-- Goal --
Copy out every record precisely.

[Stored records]
════════════════

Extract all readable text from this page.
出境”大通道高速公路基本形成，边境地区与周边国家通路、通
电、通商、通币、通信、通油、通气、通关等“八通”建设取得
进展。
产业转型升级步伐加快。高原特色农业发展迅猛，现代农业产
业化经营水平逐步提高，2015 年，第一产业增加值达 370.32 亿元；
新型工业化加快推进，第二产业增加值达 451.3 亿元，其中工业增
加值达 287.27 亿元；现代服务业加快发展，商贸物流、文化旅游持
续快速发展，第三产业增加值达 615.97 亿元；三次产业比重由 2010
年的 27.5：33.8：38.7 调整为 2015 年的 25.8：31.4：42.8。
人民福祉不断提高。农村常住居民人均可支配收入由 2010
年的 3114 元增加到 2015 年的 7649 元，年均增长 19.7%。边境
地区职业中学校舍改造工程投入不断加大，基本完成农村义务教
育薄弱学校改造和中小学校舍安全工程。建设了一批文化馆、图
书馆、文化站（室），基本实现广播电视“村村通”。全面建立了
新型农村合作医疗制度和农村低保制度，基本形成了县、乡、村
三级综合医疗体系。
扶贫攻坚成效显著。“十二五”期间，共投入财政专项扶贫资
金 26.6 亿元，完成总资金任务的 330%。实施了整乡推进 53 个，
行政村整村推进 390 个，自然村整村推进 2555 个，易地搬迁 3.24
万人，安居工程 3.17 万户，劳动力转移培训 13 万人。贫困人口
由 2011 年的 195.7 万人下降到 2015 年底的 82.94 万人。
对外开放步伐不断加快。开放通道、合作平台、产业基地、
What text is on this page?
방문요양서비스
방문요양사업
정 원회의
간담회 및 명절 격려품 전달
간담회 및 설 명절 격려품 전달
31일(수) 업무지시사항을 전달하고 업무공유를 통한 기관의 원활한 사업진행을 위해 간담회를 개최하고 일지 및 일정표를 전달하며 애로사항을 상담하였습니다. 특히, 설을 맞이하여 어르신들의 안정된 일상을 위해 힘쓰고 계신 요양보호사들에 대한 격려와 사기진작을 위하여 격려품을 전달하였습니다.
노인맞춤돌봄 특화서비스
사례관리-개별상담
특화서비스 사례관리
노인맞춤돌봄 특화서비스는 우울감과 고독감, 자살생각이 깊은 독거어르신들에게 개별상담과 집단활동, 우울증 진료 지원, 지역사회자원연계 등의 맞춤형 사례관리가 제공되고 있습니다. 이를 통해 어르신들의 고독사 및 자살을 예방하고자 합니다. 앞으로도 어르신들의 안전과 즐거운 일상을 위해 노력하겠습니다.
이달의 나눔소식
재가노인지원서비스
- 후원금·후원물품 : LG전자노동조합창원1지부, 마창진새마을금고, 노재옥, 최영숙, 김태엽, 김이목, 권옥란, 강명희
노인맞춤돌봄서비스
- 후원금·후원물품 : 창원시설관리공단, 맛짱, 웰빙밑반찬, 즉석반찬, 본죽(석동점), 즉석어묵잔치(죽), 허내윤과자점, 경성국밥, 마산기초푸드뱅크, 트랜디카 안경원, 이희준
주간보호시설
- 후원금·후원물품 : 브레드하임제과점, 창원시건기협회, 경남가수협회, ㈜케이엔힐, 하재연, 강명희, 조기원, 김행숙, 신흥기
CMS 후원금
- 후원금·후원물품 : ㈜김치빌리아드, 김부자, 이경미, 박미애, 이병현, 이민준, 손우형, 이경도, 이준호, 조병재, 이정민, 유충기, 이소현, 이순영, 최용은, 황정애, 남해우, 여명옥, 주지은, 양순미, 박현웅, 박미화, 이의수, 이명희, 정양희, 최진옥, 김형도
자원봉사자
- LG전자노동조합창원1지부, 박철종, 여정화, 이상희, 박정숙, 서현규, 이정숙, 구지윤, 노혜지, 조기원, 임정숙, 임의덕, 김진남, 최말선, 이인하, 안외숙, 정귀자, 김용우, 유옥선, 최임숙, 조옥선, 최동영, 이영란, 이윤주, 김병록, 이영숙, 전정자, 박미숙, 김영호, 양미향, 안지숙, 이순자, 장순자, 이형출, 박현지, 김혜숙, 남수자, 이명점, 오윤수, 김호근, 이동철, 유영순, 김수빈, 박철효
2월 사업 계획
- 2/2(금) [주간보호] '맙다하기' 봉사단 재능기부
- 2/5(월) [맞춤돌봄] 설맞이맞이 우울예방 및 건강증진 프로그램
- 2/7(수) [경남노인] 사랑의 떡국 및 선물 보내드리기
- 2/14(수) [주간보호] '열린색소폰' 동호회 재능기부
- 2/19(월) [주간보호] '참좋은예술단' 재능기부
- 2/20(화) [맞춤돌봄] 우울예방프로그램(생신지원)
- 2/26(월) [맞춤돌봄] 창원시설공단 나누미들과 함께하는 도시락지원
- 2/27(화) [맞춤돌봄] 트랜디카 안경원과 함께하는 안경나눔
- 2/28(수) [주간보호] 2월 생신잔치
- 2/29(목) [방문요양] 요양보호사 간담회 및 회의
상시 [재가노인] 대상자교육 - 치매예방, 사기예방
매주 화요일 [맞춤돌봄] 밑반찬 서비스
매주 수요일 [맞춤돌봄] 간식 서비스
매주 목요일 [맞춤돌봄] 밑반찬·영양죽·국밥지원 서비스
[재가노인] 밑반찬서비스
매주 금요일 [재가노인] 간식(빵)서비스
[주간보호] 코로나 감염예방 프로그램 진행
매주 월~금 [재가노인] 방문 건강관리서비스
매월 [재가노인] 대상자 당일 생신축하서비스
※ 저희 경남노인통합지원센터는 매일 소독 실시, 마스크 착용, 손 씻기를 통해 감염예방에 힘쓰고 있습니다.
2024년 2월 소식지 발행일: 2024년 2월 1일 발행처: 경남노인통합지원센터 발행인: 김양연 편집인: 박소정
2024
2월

════════════════

-- Result for this task --
Extract all readable text from this page.
出境”大通道高速公路基本形成，边境地区与周边国家通路、通
电、通商、通币、通信、通油、通气、通关等“八通”建设取得
进展。
产业转型升级步伐加快。高原特色农业发展迅猛，现代农业产
业化经营水平逐步提高，2015 年，第一产业增加值达 370.32 亿元；
新型工业化加快推进，第二产业增加值达 451.3 亿元，其中工业增
加值达 287.27 亿元；现代服务业加快发展，商贸物流、文化旅游持
续快速发展，第三产业增加值达 615.97 亿元；三次产业比重由 2010
年的 27.5：33.8：38.7 调整为 2015 年的 25.8：31.4：42.8。
人民福祉不断提高。农村常住居民人均可支配收入由 2010
年的 3114 元增加到 2015 年的 7649 元，年均增长 19.7%。边境
地区职业中学校舍改造工程投入不断加大，基本完成农村义务教
育薄弱学校改造和中小学校舍安全工程。建设了一批文化馆、图
书馆、文化站（室），基本实现广播电视“村村通”。全面建立了
新型农村合作医疗制度和农村低保制度，基本形成了县、乡、村
三级综合医疗体系。
扶贫攻坚成效显著。“十二五”期间，共投入财政专项扶贫资
金 26.6 亿元，完成总资金任务的 330%。实施了整乡推进 53 个，
行政村整村推进 390 个，自然村整村推进 2555 个，易地搬迁 3.24
万人，安居工程 3.17 万户，劳动力转移培训 13 万人。贫困人口
由 2011 年的 195.7 万人下降到 2015 年底的 82.94 万人。
对外开放步伐不断加快。开放通道、合作平台、产业基地、
What text is on this page?
방문요양서비스
방문요양사업
정 원회의
간담회 및 명절 격려품 전달
간담회 및 설 명절 격려품 전달
31일(수) 업무지시사항을 전달하고 업무공유를 통한 기관의 원활한 사업진행을 위해 간담회를 개최하고 일지 및 일정표를 전달하며 애로사항을 상담하였습니다. 특히, 설을 맞이하여 어르신들의 안정된 일상을 위해 힘쓰고 계신 요양보호사들에 대한 격려와 사기진작을 위하여 격려품을 전달하였습니다.
노인맞춤돌봄 특화서비스
사례관리-개별상담
특화서비스 사례관리
노인맞춤돌봄 특화서비스는 우울감과 고독감, 자살생각이 깊은 독거어르신들에게 개별상담과 집단활동, 우울증 진료 지원, 지역사회자원연계 등의 맞춤형 사례관리가 제공되고 있습니다. 이를 통해 어르신들의 고독사 및 자살을 예방하고자 합니다. 앞으로도 어르신들의 안전과 즐거운 일상을 위해 노력하겠습니다.
이달의 나눔소식
재가노인지원서비스
- 후원금·후원물품 : LG전자노동조합창원1지부, 마창진새마을금고, 노재옥, 최영숙, 김태엽, 김이목, 권옥란, 강명희
노인맞춤돌봄서비스
- 후원금·후원물품 : 창원시설관리공단, 맛짱, 웰빙밑반찬, 즉석반찬, 본죽(석동점), 즉석어묵잔치(죽), 허내윤과자점, 경성국밥, 마산기초푸드뱅크, 트랜디카 안경원, 이희준
주간보호시설
- 후원금·후원물품 : 브레드하임제과점, 창원시건기협회, 경남가수협회, ㈜케이엔힐, 하재연, 강명희, 조기원, 김행숙, 신흥기
CMS 후원금
- 후원금·후원물품 : ㈜김치빌리아드, 김부자, 이경미, 박미애, 이병현, 이민준, 손우형, 이경도, 이준호, 조병재, 이정민, 유충기, 이소현, 이순영, 최용은, 황정애, 남해우, 여명옥, 주지은, 양순미, 박현웅, 박미화, 이의수, 이명희, 정양희, 최진옥, 김형도
자원봉사자
- LG전자노동조합창원1지부, 박철종, 여정화, 이상희, 박정숙, 서현규, 이정숙, 구지윤, 노혜지, 조기원, 임정숙, 임의덕, 김진남, 최말선, 이인하, 안외숙, 정귀자, 김용우, 유옥선, 최임숙, 조옥선, 최동영, 이영란, 이윤주, 김병록, 이영숙, 전정자, 박미숙, 김영호, 양미향, 안지숙, 이순자, 장순자, 이형출, 박현지, 김혜숙, 남수자, 이명점, 오윤수, 김호근, 이동철, 유영순, 김수빈, 박철효
2월 사업 계획
- 2/2(금) [주간보호] '맙다하기' 봉사단 재능기부
- 2/5(월) [맞춤돌봄] 설맞이맞이 우울예방 및 건강증진 프로그램
- 2/7(수) [경남노인] 사랑의 떡국 및 선물 보내드리기
- 2/14(수) [주간보호] '열린색소폰' 동호회 재능기부
- 2/19(월) [주간보호] '참좋은예술단' 재능기부
- 2/20(화) [맞춤돌봄] 우울예방프로그램(생신지원)
- 2/26(월) [맞춤돌봄] 창원시설공단 나누미들과 함께하는 도시락지원
- 2/27(화) [맞춤돌봄] 트랜디카 안경원과 함께하는 안경나눔
- 2/28(수) [주간보호] 2월 생신잔치
- 2/29(목) [방문요양] 요양보호사 간담회 및 회의
상시 [재가노인] 대상자교육 - 치매예방, 사기예방
매주 화요일 [맞춤돌봄] 밑반찬 서비스
매주 수요일 [맞춤돌봄] 간식 서비스
매주 목요일 [맞춤돌봄] 밑반찬·영양죽·국밥지원 서비스
[재가노인] 밑반찬서비스
매주 금요일 [재가노인] 간식(빵)서비스
[주간보호] 코로나 감염예방 프로그램 진행
매주 월~금 [재가노인] 방문 건강관리서비스
매월 [재가노인] 대상자 당일 생신축하서비스
※ 저희 경남노인통합지원센터는 매일 소독 실시, 마스크 착용, 손 씻기를 통해 감염예방에 힘쓰고 있습니다.
2024년 2월 소식지 발행일: 2024년 2월 1일 발행처: 경남노인통합지원센터 발행인: 김양연 편집인: 박소정
2024
2월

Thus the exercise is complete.